◆ **Items from a data source**
────────────────
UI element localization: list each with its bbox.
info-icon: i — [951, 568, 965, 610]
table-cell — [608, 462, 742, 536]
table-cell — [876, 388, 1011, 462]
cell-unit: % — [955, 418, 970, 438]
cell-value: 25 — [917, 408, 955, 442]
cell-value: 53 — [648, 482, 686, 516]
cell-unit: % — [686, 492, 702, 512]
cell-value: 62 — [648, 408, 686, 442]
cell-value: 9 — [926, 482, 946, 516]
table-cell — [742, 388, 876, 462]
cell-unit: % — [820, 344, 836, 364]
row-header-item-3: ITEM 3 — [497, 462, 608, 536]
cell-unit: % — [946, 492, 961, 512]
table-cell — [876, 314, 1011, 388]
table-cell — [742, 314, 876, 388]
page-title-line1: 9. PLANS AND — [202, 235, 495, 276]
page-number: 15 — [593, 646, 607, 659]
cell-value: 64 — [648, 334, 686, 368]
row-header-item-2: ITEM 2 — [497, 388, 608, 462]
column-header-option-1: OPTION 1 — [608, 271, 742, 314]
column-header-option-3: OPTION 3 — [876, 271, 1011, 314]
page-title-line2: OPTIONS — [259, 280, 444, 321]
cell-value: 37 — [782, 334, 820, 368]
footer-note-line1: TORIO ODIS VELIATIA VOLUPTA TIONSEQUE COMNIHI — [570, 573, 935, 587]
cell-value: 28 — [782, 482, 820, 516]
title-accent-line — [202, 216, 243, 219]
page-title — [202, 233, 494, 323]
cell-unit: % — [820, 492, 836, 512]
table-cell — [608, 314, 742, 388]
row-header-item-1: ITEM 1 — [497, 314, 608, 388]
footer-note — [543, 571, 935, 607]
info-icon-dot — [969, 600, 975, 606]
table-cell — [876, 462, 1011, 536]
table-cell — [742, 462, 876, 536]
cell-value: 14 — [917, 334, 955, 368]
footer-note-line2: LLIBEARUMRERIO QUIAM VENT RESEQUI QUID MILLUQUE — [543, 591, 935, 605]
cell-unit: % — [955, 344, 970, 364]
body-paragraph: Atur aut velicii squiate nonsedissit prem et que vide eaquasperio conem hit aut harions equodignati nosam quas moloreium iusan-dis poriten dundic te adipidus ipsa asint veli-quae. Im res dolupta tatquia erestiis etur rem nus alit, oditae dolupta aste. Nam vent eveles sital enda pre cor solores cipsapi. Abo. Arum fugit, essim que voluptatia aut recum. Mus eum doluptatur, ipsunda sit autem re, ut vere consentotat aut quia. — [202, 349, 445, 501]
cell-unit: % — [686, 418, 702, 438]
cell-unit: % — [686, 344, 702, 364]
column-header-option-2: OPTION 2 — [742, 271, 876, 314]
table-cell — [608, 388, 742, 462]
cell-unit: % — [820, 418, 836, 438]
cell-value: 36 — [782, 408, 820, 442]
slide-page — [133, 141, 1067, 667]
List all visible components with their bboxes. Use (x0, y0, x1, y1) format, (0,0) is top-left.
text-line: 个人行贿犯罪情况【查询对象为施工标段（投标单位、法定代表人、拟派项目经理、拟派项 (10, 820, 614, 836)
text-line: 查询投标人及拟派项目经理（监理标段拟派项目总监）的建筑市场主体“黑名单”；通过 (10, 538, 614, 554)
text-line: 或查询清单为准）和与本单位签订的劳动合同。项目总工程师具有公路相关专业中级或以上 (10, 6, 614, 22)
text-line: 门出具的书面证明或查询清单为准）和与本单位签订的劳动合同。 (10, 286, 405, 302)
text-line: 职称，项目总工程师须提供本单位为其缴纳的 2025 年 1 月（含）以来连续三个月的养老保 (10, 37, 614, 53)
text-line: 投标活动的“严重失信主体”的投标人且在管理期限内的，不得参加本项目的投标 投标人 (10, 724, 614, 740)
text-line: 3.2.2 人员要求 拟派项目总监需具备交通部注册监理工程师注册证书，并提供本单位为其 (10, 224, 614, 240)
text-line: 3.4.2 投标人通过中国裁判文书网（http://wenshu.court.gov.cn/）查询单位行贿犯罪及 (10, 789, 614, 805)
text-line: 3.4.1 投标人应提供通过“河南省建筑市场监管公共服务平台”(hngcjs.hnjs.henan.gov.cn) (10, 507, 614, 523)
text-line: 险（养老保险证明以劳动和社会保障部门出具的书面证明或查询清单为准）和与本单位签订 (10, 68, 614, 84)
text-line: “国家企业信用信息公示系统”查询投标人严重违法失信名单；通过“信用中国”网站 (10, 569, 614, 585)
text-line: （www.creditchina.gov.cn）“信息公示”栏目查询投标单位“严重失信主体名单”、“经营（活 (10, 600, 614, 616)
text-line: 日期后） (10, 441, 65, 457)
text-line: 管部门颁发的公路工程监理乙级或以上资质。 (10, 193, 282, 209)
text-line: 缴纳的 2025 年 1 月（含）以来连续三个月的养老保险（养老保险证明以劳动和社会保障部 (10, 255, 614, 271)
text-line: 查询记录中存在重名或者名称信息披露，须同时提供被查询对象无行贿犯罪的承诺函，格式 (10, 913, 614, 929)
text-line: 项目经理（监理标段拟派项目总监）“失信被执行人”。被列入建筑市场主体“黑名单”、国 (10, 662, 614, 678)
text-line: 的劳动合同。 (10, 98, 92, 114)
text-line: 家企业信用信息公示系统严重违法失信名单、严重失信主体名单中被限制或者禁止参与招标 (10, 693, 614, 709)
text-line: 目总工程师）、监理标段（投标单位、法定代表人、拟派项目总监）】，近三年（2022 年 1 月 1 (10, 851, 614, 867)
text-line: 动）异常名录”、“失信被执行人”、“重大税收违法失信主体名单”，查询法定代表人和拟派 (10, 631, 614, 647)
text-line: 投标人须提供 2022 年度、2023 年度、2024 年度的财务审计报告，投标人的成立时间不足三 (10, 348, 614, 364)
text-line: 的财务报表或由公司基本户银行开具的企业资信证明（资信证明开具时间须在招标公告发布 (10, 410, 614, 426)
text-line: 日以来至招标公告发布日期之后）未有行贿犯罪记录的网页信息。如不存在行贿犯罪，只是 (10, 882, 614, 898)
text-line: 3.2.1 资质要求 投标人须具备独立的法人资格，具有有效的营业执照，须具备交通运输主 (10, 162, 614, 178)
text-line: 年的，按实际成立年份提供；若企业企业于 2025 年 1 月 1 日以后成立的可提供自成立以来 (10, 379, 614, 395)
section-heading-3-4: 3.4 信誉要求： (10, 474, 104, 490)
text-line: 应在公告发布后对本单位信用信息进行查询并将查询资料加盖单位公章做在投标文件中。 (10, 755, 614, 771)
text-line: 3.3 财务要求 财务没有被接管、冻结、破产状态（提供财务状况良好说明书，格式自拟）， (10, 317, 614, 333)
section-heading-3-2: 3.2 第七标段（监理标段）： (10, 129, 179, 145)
────────────────
◆ **What you are asked to do**
Arrange each line of the listing above as a Markdown table with two columns, Row and Line. Put a row number in Row and the line in Line, and leave out blank lines.

◆ **Complete response**
| Row | Line |
|---|---|
| 1 | UI element localization: list each with its bbox. |
| 2 | info-icon: i — [951, 568, 965, 610] |
| 3 | table-cell — [608, 462, 742, 536] |
| 4 | table-cell — [876, 388, 1011, 462] |
| 5 | cell-unit: % — [955, 418, 970, 438] |
| 6 | cell-value: 25 — [917, 408, 955, 442] |
| 7 | cell-value: 53 — [648, 482, 686, 516] |
| 8 | cell-unit: % — [686, 492, 702, 512] |
| 9 | cell-value: 62 — [648, 408, 686, 442] |
| 10 | cell-value: 9 — [926, 482, 946, 516] |
| 11 | table-cell — [742, 388, 876, 462] |
| 12 | cell-unit: % — [820, 344, 836, 364] |
| 13 | row-header-item-3: ITEM 3 — [497, 462, 608, 536] |
| 14 | cell-unit: % — [946, 492, 961, 512] |
| 15 | table-cell — [876, 314, 1011, 388] |
| 16 | table-cell — [742, 314, 876, 388] |
| 17 | page-title-line1: 9. PLANS AND — [202, 235, 495, 276] |
| 18 | page-number: 15 — [593, 646, 607, 659] |
| 19 | cell-value: 64 — [648, 334, 686, 368] |
| 20 | row-header-item-2: ITEM 2 — [497, 388, 608, 462] |
| 21 | column-header-option-1: OPTION 1 — [608, 271, 742, 314] |
| 22 | column-header-option-3: OPTION 3 — [876, 271, 1011, 314] |
| 23 | page-title-line2: OPTIONS — [259, 280, 444, 321] |
| 24 | cell-value: 37 — [782, 334, 820, 368] |
| 25 | footer-note-line1: TORIO ODIS VELIATIA VOLUPTA TIONSEQUE COMNIHI — [570, 573, 935, 587] |
| 26 | cell-value: 28 — [782, 482, 820, 516] |
| 27 | title-accent-line — [202, 216, 243, 219] |
| 28 | page-title — [202, 233, 494, 323] |
| 29 | cell-unit: % — [820, 492, 836, 512] |
| 30 | table-cell — [608, 314, 742, 388] |
| 31 | row-header-item-1: ITEM 1 — [497, 314, 608, 388] |
| 32 | footer-note — [543, 571, 935, 607] |
| 33 | info-icon-dot — [969, 600, 975, 606] |
| 34 | table-cell — [876, 462, 1011, 536] |
| 35 | table-cell — [742, 462, 876, 536] |
| 36 | cell-value: 14 — [917, 334, 955, 368] |
| 37 | footer-note-line2: LLIBEARUMRERIO QUIAM VENT RESEQUI QUID MILLUQUE — [543, 591, 935, 605] |
| 38 | cell-unit: % — [955, 344, 970, 364] |
| 39 | body-paragraph: Atur aut velicii squiate nonsedissit prem et que vide eaquasperio conem hit aut harions equodignati nosam quas moloreium iusan-dis poriten dundic te adipidus ipsa asint veli-quae. Im res dolupta tatquia erestiis etur rem nus alit, oditae dolupta aste. Nam vent eveles sital enda pre cor solores cipsapi. Abo. Arum fugit, essim que voluptatia aut recum. Mus eum doluptatur, ipsunda sit autem re, ut vere consentotat aut quia. — [202, 349, 445, 501] |
| 40 | cell-unit: % — [686, 418, 702, 438] |
| 41 | cell-unit: % — [686, 344, 702, 364] |
| 42 | column-header-option-2: OPTION 2 — [742, 271, 876, 314] |
| 43 | table-cell — [608, 388, 742, 462] |
| 44 | cell-unit: % — [820, 418, 836, 438] |
| 45 | cell-value: 36 — [782, 408, 820, 442] |
| 46 | slide-page — [133, 141, 1067, 667] |
| 47 | List all visible components with their bboxes. Use (x0, y0, x1, y1) format, (0,0) is top-left. |
| 48 | text-line: 个人行贿犯罪情况【查询对象为施工标段（投标单位、法定代表人、拟派项目经理、拟派项 (10, 820, 614, 836) |
| 49 | text-line: 查询投标人及拟派项目经理（监理标段拟派项目总监）的建筑市场主体“黑名单”；通过 (10, 538, 614, 554) |
| 50 | text-line: 或查询清单为准）和与本单位签订的劳动合同。项目总工程师具有公路相关专业中级或以上 (10, 6, 614, 22) |
| 51 | text-line: 门出具的书面证明或查询清单为准）和与本单位签订的劳动合同。 (10, 286, 405, 302) |
| 52 | text-line: 职称，项目总工程师须提供本单位为其缴纳的 2025 年 1 月（含）以来连续三个月的养老保 (10, 37, 614, 53) |
| 53 | text-line: 投标活动的“严重失信主体”的投标人且在管理期限内的，不得参加本项目的投标 投标人 (10, 724, 614, 740) |
| 54 | text-line: 3.2.2 人员要求 拟派项目总监需具备交通部注册监理工程师注册证书，并提供本单位为其 (10, 224, 614, 240) |
| 55 | text-line: 3.4.2 投标人通过中国裁判文书网（http://wenshu.court.gov.cn/）查询单位行贿犯罪及 (10, 789, 614, 805) |
| 56 | text-line: 3.4.1 投标人应提供通过“河南省建筑市场监管公共服务平台”(hngcjs.hnjs.henan.gov.cn) (10, 507, 614, 523) |
| 57 | text-line: 险（养老保险证明以劳动和社会保障部门出具的书面证明或查询清单为准）和与本单位签订 (10, 68, 614, 84) |
| 58 | text-line: “国家企业信用信息公示系统”查询投标人严重违法失信名单；通过“信用中国”网站 (10, 569, 614, 585) |
| 59 | text-line: （www.creditchina.gov.cn）“信息公示”栏目查询投标单位“严重失信主体名单”、“经营（活 (10, 600, 614, 616) |
| 60 | text-line: 日期后） (10, 441, 65, 457) |
| 61 | text-line: 管部门颁发的公路工程监理乙级或以上资质。 (10, 193, 282, 209) |
| 62 | text-line: 缴纳的 2025 年 1 月（含）以来连续三个月的养老保险（养老保险证明以劳动和社会保障部 (10, 255, 614, 271) |
| 63 | text-line: 查询记录中存在重名或者名称信息披露，须同时提供被查询对象无行贿犯罪的承诺函，格式 (10, 913, 614, 929) |
| 64 | text-line: 项目经理（监理标段拟派项目总监）“失信被执行人”。被列入建筑市场主体“黑名单”、国 (10, 662, 614, 678) |
| 65 | text-line: 的劳动合同。 (10, 98, 92, 114) |
| 66 | text-line: 家企业信用信息公示系统严重违法失信名单、严重失信主体名单中被限制或者禁止参与招标 (10, 693, 614, 709) |
| 67 | text-line: 目总工程师）、监理标段（投标单位、法定代表人、拟派项目总监）】，近三年（2022 年 1 月 1 (10, 851, 614, 867) |
| 68 | text-line: 动）异常名录”、“失信被执行人”、“重大税收违法失信主体名单”，查询法定代表人和拟派 (10, 631, 614, 647) |
| 69 | text-line: 投标人须提供 2022 年度、2023 年度、2024 年度的财务审计报告，投标人的成立时间不足三 (10, 348, 614, 364) |
| 70 | text-line: 的财务报表或由公司基本户银行开具的企业资信证明（资信证明开具时间须在招标公告发布 (10, 410, 614, 426) |
| 71 | text-line: 日以来至招标公告发布日期之后）未有行贿犯罪记录的网页信息。如不存在行贿犯罪，只是 (10, 882, 614, 898) |
| 72 | text-line: 3.2.1 资质要求 投标人须具备独立的法人资格，具有有效的营业执照，须具备交通运输主 (10, 162, 614, 178) |
| 73 | text-line: 年的，按实际成立年份提供；若企业企业于 2025 年 1 月 1 日以后成立的可提供自成立以来 (10, 379, 614, 395) |
| 74 | section-heading-3-4: 3.4 信誉要求： (10, 474, 104, 490) |
| 75 | text-line: 应在公告发布后对本单位信用信息进行查询并将查询资料加盖单位公章做在投标文件中。 (10, 755, 614, 771) |
| 76 | text-line: 3.3 财务要求 财务没有被接管、冻结、破产状态（提供财务状况良好说明书，格式自拟）， (10, 317, 614, 333) |
| 77 | section-heading-3-2: 3.2 第七标段（监理标段）： (10, 129, 179, 145) |